▶ [WHAT IS NEEDED]
From the listing below, pull out every line where the string "содержанию" appears.

Dataset entries:
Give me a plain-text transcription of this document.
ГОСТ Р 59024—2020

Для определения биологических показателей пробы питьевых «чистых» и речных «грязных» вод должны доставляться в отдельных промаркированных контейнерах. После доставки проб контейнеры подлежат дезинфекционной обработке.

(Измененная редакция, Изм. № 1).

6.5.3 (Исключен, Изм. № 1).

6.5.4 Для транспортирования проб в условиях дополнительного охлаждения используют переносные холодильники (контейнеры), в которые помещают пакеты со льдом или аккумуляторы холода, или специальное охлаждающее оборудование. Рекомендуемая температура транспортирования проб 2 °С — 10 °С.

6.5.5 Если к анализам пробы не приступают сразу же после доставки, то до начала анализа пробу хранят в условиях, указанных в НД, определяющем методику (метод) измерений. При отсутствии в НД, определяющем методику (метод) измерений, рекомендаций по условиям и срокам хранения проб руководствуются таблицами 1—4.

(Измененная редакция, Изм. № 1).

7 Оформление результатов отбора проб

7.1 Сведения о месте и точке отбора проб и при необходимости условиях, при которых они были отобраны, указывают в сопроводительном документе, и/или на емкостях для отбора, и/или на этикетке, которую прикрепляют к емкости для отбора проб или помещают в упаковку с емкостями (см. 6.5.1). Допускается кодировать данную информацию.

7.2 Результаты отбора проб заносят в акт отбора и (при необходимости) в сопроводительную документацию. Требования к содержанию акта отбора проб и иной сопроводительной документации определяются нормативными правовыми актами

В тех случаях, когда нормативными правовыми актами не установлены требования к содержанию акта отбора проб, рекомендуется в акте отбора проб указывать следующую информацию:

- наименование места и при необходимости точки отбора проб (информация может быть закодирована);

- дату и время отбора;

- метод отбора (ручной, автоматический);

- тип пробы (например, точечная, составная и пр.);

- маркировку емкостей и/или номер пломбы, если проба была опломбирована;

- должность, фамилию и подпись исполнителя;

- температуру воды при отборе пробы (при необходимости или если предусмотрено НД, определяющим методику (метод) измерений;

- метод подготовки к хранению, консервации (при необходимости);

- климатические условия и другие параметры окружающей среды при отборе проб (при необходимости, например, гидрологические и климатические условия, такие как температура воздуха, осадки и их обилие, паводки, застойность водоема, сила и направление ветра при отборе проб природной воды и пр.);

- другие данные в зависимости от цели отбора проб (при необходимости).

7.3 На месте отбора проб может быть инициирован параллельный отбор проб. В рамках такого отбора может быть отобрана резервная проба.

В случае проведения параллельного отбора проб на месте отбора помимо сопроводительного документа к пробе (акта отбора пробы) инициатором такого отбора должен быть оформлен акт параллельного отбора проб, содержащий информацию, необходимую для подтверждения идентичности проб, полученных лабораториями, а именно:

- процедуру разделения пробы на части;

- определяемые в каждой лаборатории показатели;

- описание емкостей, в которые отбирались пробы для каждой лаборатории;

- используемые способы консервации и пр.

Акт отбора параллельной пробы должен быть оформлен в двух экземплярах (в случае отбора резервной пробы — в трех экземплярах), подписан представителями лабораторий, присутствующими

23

▶ [WRITTEN RESPONSE]
7.2 Результаты отбора проб заносят в акт отбора и (при необходимости) в сопроводительную документацию. Требования к содержанию акта отбора проб и иной сопроводительной документации определяются нормативными правовыми актами
В тех случаях, когда нормативными правовыми актами не установлены требования к содержанию акта отбора проб, рекомендуется в акте отбора проб указывать следующую информацию:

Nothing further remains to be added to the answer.